▶ Set task
Look through the data below. Pick out the lines holding the string "peak".

------

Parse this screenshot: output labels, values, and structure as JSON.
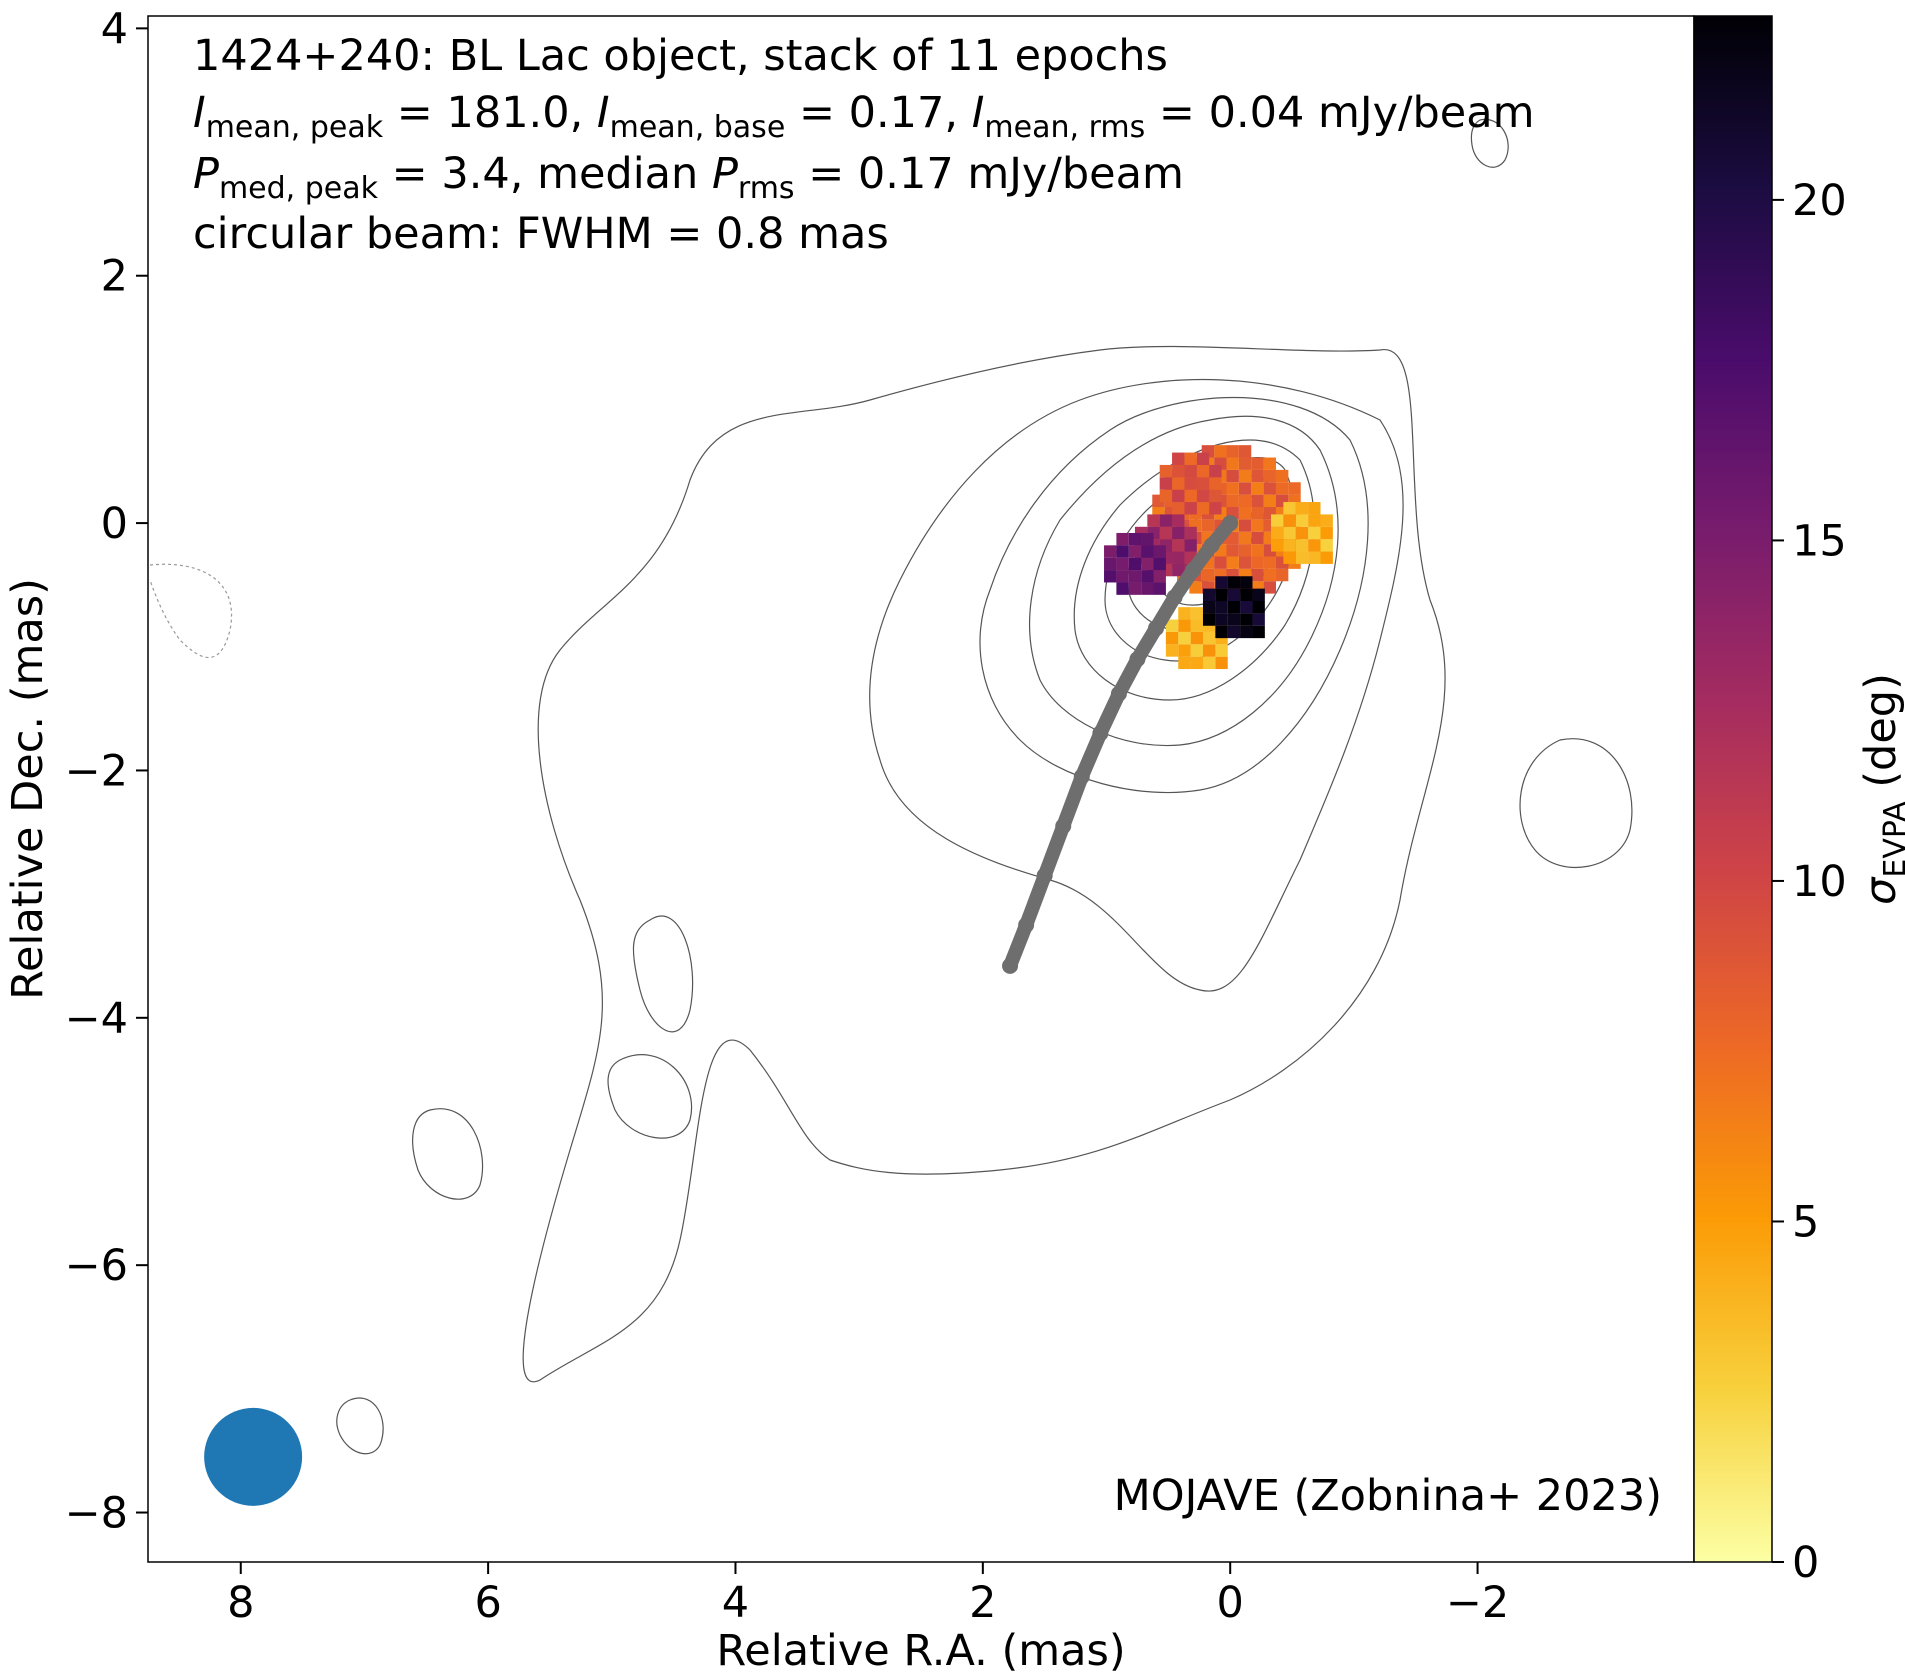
{
  "chart_data": {
    "type": "heatmap",
    "description_fields": {
      "title_lines": [
        "1424+240: BL Lac object, stack of 11 epochs",
        "I_mean,peak = 181.0, I_mean,base = 0.17, I_mean,rms = 0.04 mJy/beam",
        "P_med,peak = 3.4, median P_rms = 0.17 mJy/beam",
        "circular beam: FWHM = 0.8 mas"
      ]
    },
    "annotation_line1": {
      "source": "1424+240: BL Lac object, stack of 11 epochs"
    },
    "annotation_line2": {
      "i_sym": "I",
      "s1": "mean, peak",
      "v1": " = 181.0, ",
      "i_sym2": "I",
      "s2": "mean, base",
      "v2": " = 0.17, ",
      "i_sym3": "I",
      "s3": "mean, rms",
      "v3": " = 0.04 mJy/beam"
    },
    "annotation_line3": {
      "p_sym": "P",
      "s1": "med, peak",
      "v1": " = 3.4, median ",
      "p_sym2": "P",
      "s2": "rms",
      "v2": " = 0.17 mJy/beam"
    },
    "annotation_line4": "circular beam: FWHM = 0.8 mas",
    "credit": "MOJAVE (Zobnina+ 2023)",
    "xlabel": "Relative R.A. (mas)",
    "ylabel": "Relative Dec. (mas)",
    "xlim": [
      8.75,
      -3.75
    ],
    "ylim": [
      -8.4,
      4.1
    ],
    "x_ticks": [
      8,
      6,
      4,
      2,
      0,
      -2
    ],
    "x_tick_labels": [
      "8",
      "6",
      "4",
      "2",
      "0",
      "−2"
    ],
    "y_ticks": [
      4,
      2,
      0,
      -2,
      -4,
      -6,
      -8
    ],
    "y_tick_labels": [
      "4",
      "2",
      "0",
      "−2",
      "−4",
      "−6",
      "−8"
    ],
    "colorbar": {
      "label_symbol": "σ",
      "label_sub": "EVPA",
      "label_unit": " (deg)",
      "range": [
        0,
        22.7
      ],
      "ticks": [
        0,
        5,
        10,
        15,
        20
      ],
      "tick_labels": [
        "0",
        "5",
        "10",
        "15",
        "20"
      ],
      "colormap": "inferno_r",
      "stops": [
        "#fcffa4",
        "#f7d13d",
        "#fb9b06",
        "#ed6925",
        "#cf4446",
        "#a52c60",
        "#781c6d",
        "#4a0c6b",
        "#1b0c41",
        "#000004"
      ]
    },
    "beam": {
      "x": 7.9,
      "y": -7.55,
      "fwhm": 0.8,
      "color": "#1f77b4"
    },
    "ridge_line": {
      "color": "#6e6e6e",
      "points": [
        [
          0.0,
          0.0
        ],
        [
          0.15,
          -0.18
        ],
        [
          0.3,
          -0.38
        ],
        [
          0.45,
          -0.6
        ],
        [
          0.6,
          -0.85
        ],
        [
          0.75,
          -1.1
        ],
        [
          0.9,
          -1.38
        ],
        [
          1.05,
          -1.7
        ],
        [
          1.2,
          -2.05
        ],
        [
          1.35,
          -2.45
        ],
        [
          1.5,
          -2.85
        ],
        [
          1.65,
          -3.25
        ],
        [
          1.78,
          -3.58
        ]
      ]
    },
    "evpa_sigma_blobs": [
      {
        "x": 0.0,
        "y": 0.0,
        "value": 8
      },
      {
        "x": 0.3,
        "y": 0.3,
        "value": 9
      },
      {
        "x": 0.5,
        "y": -0.2,
        "value": 13
      },
      {
        "x": 0.75,
        "y": -0.35,
        "value": 16
      },
      {
        "x": 0.25,
        "y": -0.95,
        "value": 4
      },
      {
        "x": -0.6,
        "y": -0.1,
        "value": 4
      },
      {
        "x": -0.05,
        "y": -0.7,
        "value": 22
      }
    ]
  }
}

------

▶ Solution to this task
        "I_mean,peak = 181.0, I_mean,base = 0.17, I_mean,rms = 0.04 mJy/beam",
        "P_med,peak = 3.4, median P_rms = 0.17 mJy/beam",
      "s1": "mean, peak",
      "s1": "med, peak",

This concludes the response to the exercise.